[Dataset entries for page text]
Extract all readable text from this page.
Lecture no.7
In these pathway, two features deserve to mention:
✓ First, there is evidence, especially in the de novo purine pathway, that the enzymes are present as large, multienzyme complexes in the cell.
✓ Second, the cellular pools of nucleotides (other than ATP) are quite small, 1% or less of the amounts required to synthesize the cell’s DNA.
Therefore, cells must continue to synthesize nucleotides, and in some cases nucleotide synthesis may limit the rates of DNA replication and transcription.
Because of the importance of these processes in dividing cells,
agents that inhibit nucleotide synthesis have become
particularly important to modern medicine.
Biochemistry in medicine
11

WORK REQUEST: Reproduce the data in its entirety, matching each character.

EXPECTED ANSWER:
Extract all readable text from this page.
Lecture no.7
In these pathway, two features deserve to mention:
✓ First, there is evidence, especially in the de novo purine pathway, that the enzymes are present as large, multienzyme complexes in the cell.
✓ Second, the cellular pools of nucleotides (other than ATP) are quite small, 1% or less of the amounts required to synthesize the cell’s DNA.
Therefore, cells must continue to synthesize nucleotides, and in some cases nucleotide synthesis may limit the rates of DNA replication and transcription.
Because of the importance of these processes in dividing cells,
agents that inhibit nucleotide synthesis have become
particularly important to modern medicine.
Biochemistry in medicine
11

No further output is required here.